TASK BRIEF: Begin at the line of the data that has "legend: β̃ = -4.5 β̃ = -4.2 [306,807,544,939]" and stop after the line that has "series-line-dashed-4 [232,110,1561,1013]". Rewrite only those lines, substituting "vertical-tick-label" for "y-tick-label" and leaving everything else unchanged.

GIVEN ENTRIES:
* start *

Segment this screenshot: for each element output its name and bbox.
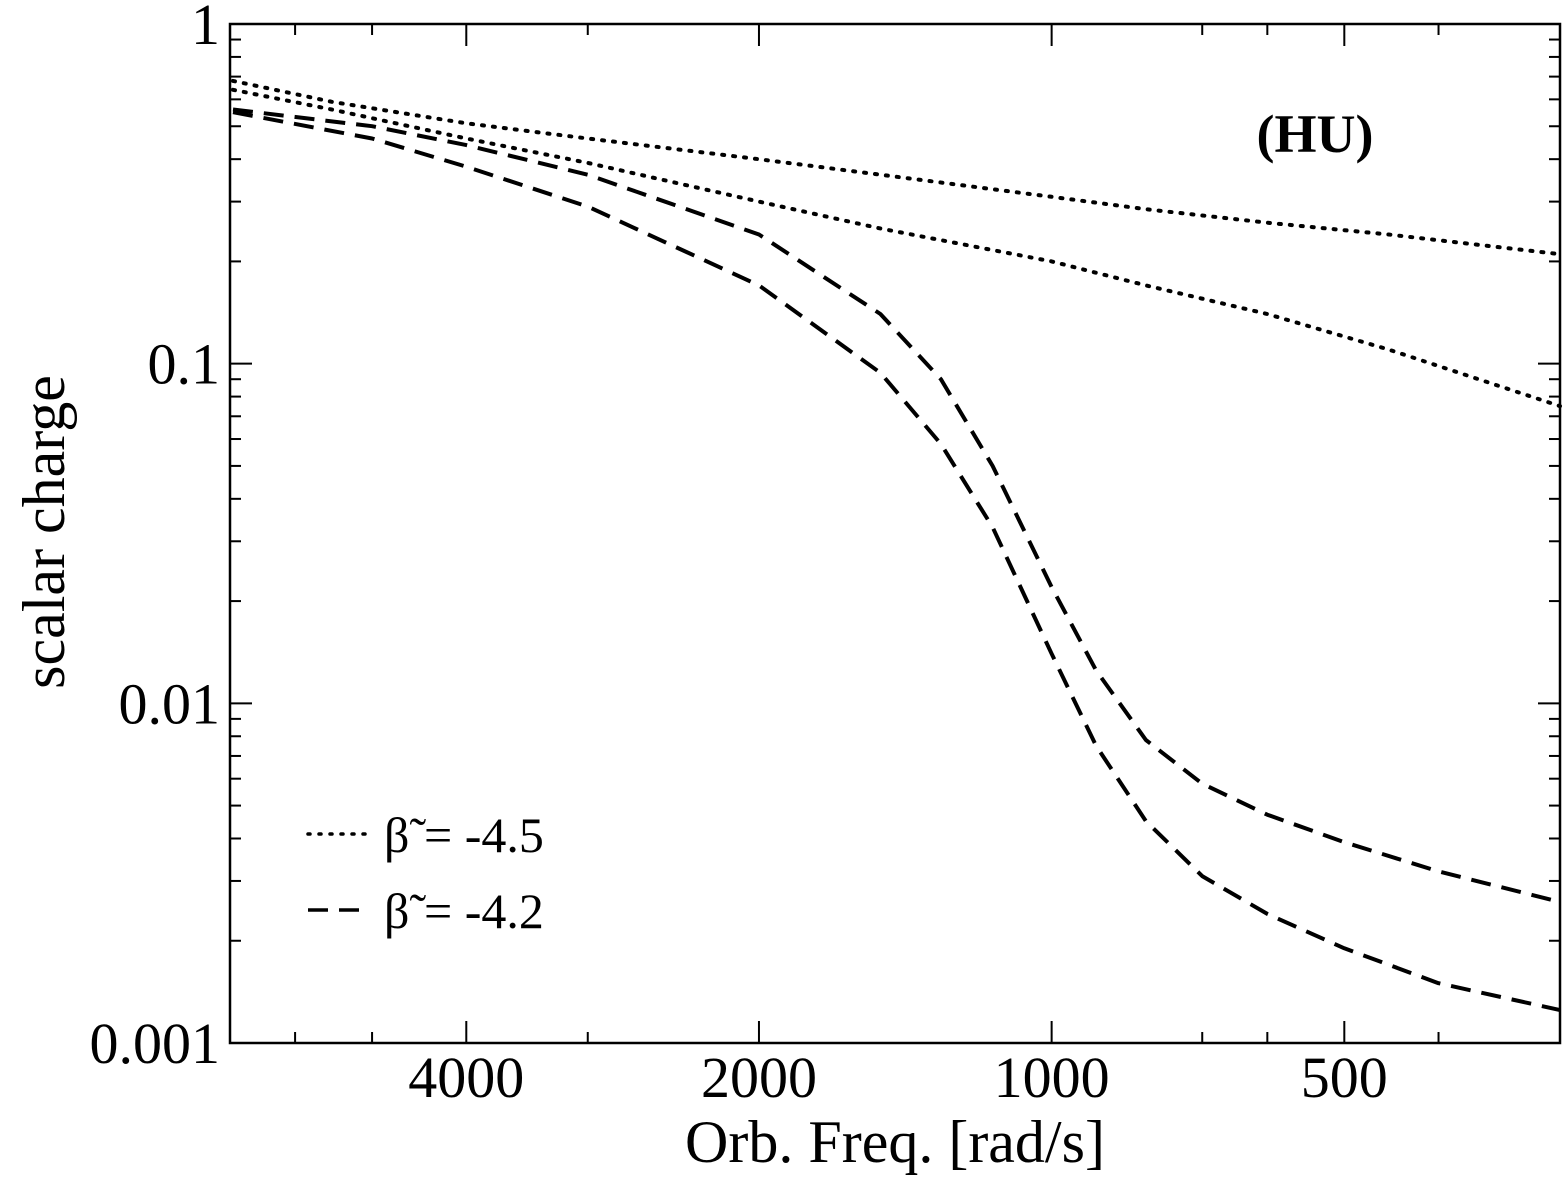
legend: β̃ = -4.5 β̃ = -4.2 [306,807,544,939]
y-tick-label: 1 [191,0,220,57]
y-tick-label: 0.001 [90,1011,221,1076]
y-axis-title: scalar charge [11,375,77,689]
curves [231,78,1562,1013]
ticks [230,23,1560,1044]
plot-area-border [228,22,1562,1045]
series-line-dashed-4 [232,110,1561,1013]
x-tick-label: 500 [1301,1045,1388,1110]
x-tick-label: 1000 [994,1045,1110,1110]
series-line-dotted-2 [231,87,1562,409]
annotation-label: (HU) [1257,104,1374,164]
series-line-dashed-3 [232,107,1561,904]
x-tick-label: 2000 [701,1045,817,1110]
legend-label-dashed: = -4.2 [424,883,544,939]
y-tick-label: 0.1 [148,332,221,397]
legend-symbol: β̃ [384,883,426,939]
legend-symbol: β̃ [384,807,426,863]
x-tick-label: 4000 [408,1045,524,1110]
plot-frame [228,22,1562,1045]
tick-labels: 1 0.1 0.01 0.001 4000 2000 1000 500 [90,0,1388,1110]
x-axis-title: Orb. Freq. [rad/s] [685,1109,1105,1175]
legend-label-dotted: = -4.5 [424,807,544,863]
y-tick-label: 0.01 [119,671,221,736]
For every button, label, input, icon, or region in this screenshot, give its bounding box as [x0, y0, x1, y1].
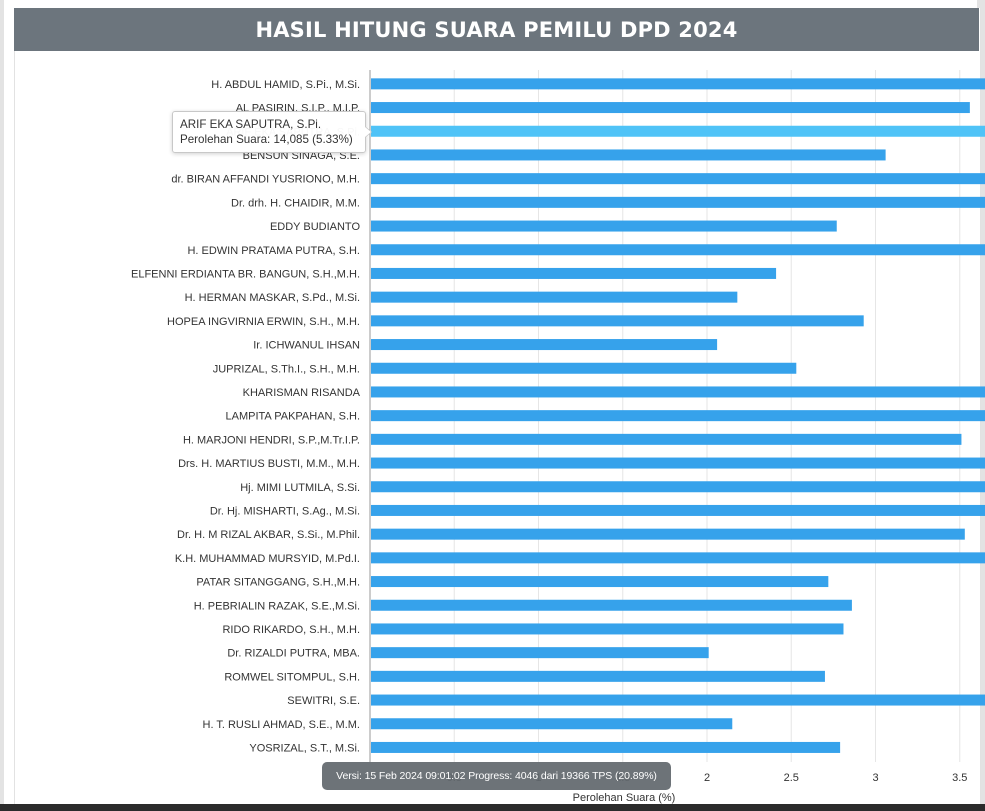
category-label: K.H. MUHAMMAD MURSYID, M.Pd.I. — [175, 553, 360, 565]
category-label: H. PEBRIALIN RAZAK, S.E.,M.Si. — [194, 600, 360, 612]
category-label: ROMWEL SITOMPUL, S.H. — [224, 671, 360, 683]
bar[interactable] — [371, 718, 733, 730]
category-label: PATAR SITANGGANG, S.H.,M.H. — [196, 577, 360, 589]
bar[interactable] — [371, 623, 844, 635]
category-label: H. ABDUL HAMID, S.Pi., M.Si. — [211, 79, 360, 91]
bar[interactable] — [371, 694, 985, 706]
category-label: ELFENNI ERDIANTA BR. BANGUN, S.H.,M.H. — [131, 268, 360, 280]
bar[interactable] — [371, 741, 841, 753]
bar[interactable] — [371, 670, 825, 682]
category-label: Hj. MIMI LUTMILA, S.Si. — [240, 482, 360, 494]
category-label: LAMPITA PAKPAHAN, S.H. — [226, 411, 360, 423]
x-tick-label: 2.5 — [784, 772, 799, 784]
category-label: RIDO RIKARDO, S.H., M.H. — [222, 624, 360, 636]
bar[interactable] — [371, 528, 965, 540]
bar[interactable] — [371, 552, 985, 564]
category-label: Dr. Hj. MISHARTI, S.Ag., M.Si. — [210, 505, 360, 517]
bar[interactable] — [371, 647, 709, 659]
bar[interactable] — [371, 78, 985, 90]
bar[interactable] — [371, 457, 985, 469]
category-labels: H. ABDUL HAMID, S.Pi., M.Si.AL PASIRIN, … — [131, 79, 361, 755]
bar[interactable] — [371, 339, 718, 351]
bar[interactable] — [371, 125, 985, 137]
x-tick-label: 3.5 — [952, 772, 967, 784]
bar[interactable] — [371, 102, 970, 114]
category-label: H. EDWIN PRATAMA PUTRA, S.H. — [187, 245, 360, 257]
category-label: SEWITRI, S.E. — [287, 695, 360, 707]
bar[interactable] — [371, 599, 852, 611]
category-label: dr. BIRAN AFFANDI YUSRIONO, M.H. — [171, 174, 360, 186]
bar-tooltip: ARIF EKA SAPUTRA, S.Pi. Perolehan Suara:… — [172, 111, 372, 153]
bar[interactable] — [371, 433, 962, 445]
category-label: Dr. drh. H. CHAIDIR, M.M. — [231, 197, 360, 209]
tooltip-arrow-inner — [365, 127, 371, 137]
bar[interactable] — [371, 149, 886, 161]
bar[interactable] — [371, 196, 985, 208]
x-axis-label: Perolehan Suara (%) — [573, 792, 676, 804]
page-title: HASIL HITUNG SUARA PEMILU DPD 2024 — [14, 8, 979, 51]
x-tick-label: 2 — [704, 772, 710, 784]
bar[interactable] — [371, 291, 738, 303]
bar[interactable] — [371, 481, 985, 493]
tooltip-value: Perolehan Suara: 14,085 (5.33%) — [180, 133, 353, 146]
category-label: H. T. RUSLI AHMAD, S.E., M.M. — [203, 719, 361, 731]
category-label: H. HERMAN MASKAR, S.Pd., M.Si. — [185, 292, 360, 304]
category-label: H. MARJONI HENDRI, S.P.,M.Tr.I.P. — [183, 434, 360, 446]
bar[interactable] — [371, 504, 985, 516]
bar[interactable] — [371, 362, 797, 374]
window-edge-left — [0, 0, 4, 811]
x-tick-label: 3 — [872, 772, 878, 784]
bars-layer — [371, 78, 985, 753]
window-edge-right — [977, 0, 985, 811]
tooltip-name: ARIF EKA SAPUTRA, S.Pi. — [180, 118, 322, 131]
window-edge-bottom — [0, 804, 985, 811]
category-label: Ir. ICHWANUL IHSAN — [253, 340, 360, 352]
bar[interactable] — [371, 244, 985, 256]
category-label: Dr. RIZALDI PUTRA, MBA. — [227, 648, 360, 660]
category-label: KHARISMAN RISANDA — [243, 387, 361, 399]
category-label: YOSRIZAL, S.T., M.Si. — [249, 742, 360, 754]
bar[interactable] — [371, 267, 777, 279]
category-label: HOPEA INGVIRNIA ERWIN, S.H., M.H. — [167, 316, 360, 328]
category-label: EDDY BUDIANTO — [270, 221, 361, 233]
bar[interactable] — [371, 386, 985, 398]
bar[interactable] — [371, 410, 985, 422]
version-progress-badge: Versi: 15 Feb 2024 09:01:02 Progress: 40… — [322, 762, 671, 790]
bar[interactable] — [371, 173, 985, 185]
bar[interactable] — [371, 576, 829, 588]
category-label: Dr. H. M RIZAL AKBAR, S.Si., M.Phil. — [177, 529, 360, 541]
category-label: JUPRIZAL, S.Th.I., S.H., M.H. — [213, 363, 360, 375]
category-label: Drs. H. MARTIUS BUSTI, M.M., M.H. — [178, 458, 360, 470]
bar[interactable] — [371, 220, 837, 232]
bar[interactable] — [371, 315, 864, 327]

* end *
* start *

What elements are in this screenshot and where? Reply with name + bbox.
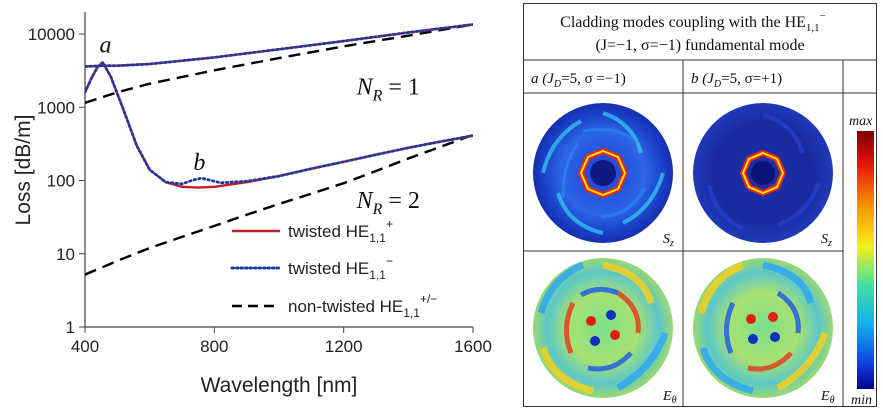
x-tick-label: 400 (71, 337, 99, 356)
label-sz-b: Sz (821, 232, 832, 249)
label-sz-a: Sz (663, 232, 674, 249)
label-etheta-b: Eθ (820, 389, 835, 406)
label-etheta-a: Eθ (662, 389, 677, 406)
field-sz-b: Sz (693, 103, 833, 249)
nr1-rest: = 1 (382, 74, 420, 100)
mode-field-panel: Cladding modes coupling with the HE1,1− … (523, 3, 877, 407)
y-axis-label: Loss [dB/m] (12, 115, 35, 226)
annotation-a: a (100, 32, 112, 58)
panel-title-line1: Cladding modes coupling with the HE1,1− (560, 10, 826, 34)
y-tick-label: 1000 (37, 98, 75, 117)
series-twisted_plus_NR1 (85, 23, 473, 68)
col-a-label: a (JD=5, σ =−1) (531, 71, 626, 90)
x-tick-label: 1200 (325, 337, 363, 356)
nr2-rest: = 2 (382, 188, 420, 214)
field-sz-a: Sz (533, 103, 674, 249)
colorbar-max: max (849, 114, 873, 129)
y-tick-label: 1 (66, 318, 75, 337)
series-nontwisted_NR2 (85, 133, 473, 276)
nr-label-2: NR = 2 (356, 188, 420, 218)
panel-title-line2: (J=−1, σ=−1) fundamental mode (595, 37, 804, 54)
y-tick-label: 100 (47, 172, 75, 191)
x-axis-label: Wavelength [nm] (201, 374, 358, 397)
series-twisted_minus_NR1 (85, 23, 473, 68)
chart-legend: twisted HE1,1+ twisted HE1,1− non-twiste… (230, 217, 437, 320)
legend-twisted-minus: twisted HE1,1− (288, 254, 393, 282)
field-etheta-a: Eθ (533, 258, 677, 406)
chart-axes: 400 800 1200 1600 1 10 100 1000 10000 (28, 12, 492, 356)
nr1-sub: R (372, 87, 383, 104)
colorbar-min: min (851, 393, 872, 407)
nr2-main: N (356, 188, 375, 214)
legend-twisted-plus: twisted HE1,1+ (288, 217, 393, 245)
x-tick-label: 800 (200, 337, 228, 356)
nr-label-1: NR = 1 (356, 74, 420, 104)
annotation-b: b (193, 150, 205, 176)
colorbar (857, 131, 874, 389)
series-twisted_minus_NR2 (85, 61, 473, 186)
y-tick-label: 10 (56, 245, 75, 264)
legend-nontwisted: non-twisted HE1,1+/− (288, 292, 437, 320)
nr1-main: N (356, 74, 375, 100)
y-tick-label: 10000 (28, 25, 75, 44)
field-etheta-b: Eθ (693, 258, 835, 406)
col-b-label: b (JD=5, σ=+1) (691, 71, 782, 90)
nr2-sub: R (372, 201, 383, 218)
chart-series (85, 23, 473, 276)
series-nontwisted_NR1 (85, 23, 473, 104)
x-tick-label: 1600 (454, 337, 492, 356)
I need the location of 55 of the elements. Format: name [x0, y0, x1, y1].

* end *
* start *

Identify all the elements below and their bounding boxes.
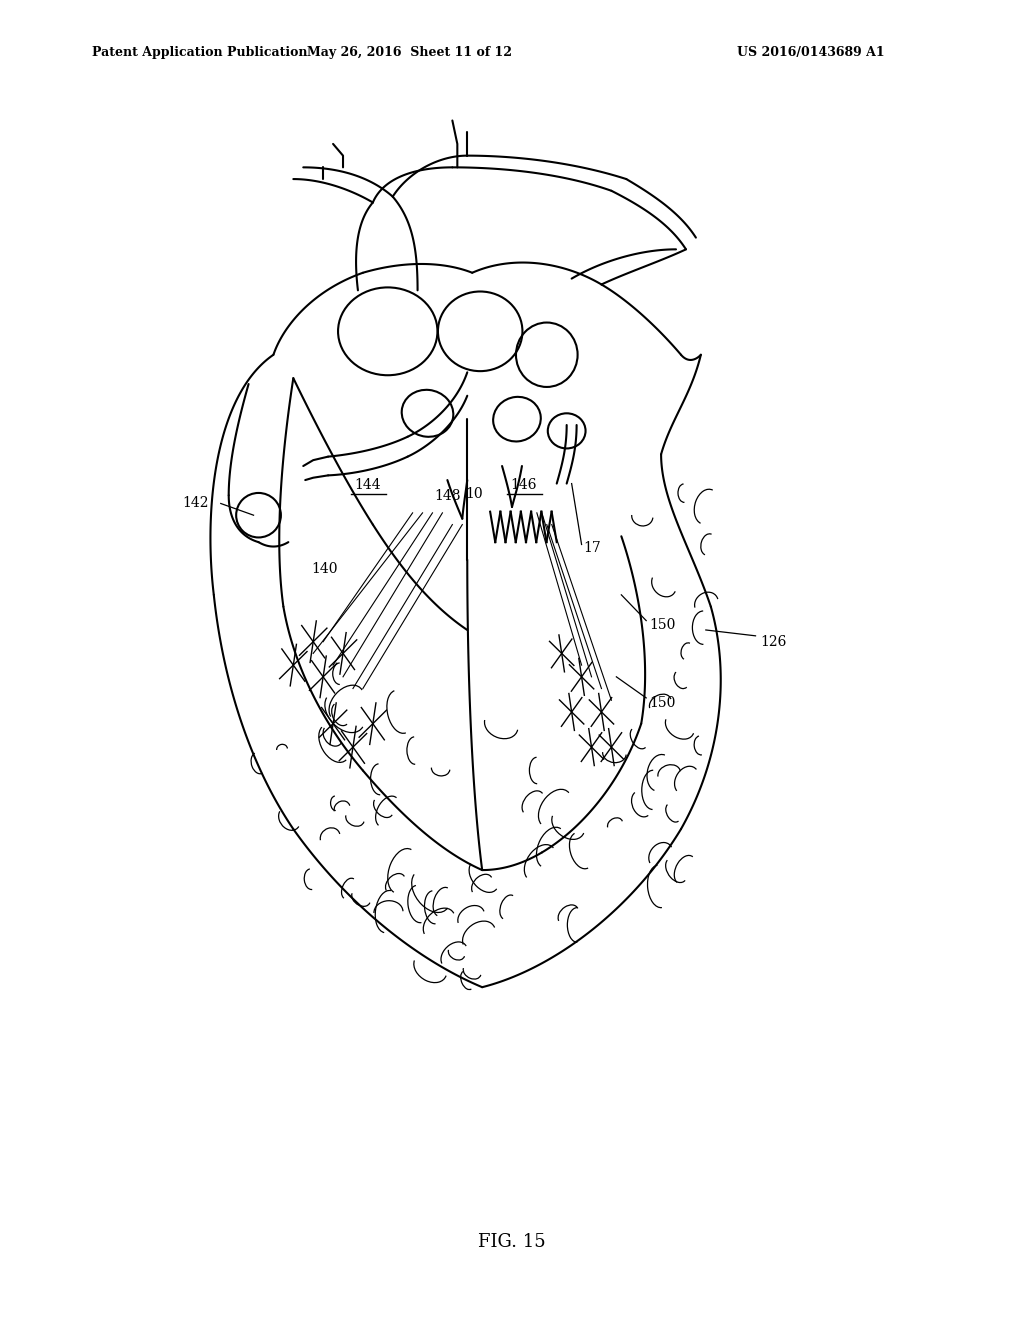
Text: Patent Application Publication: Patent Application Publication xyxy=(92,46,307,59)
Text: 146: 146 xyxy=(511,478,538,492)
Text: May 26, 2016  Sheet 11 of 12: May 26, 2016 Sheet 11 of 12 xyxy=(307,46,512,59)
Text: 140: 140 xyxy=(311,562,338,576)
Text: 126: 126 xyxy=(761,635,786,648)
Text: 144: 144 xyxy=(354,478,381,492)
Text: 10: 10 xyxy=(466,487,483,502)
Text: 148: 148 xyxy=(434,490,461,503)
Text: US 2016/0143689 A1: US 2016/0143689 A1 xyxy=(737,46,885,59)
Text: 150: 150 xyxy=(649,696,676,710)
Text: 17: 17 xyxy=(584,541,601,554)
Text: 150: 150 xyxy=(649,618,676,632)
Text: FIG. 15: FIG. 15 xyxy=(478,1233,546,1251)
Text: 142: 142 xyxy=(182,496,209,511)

* end *

TASK ANSWER:
legend: β̃ = -4.5 β̃ = -4.2 [306,807,544,939]
vertical-tick-label: 1 [191,0,220,57]
vertical-tick-label: 0.001 [90,1011,221,1076]
y-axis-title: scalar charge [11,375,77,689]
curves [231,78,1562,1013]
ticks [230,23,1560,1044]
plot-area-border [228,22,1562,1045]
series-line-dashed-4 [232,110,1561,1013]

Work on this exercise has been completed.